● **Your objective**:
Could you write out every entry exactly as it stands?

━━━━━━━━━━━━━━━━━━━━

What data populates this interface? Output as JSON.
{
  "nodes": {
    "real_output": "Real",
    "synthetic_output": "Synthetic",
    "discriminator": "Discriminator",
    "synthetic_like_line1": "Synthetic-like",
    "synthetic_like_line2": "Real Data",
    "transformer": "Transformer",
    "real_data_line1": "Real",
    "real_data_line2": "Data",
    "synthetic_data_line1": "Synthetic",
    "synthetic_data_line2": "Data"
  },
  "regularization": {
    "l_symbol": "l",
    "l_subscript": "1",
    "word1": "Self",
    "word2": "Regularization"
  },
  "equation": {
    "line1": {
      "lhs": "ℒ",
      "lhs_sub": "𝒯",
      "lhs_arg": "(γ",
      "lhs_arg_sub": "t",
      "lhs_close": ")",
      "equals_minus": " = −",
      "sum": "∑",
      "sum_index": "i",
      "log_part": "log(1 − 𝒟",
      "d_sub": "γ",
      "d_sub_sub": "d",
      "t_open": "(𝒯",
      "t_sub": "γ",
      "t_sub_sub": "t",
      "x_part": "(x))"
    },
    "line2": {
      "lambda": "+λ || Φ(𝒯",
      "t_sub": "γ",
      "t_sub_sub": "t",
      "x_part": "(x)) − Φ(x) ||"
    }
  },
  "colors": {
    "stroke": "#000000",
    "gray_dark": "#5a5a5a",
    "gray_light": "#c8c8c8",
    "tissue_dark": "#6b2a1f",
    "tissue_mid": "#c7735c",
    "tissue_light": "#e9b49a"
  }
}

━━━━━━━━━━━━━━━━━━━━

● **Response below**:
What data populates this interface? Output as JSON.
{
  "nodes": {
    "real_output": "Real",
    "synthetic_output": "Synthetic",
    "discriminator": "Discriminator",
    "synthetic_like_line1": "Synthetic-like",
    "synthetic_like_line2": "Real Data",
    "transformer": "Transformer",
    "real_data_line1": "Real",
    "real_data_line2": "Data",
    "synthetic_data_line1": "Synthetic",
    "synthetic_data_line2": "Data"
  },
  "regularization": {
    "l_symbol": "l",
    "l_subscript": "1",
    "word1": "Self",
    "word2": "Regularization"
  },
  "equation": {
    "line1": {
      "lhs": "ℒ",
      "lhs_sub": "𝒯",
      "lhs_arg": "(γ",
      "lhs_arg_sub": "t",
      "lhs_close": ")",
      "equals_minus": " = −",
      "sum": "∑",
      "sum_index": "i",
      "log_part": "log(1 − 𝒟",
      "d_sub": "γ",
      "d_sub_sub": "d",
      "t_open": "(𝒯",
      "t_sub": "γ",
      "t_sub_sub": "t",
      "x_part": "(x))"
    },
    "line2": {
      "lambda": "+λ || Φ(𝒯",
      "t_sub": "γ",
      "t_sub_sub": "t",
      "x_part": "(x)) − Φ(x) ||"
    }
  },
  "colors": {
    "stroke": "#000000",
    "gray_dark": "#5a5a5a",
    "gray_light": "#c8c8c8",
    "tissue_dark": "#6b2a1f",
    "tissue_mid": "#c7735c",
    "tissue_light": "#e9b49a"
  }
}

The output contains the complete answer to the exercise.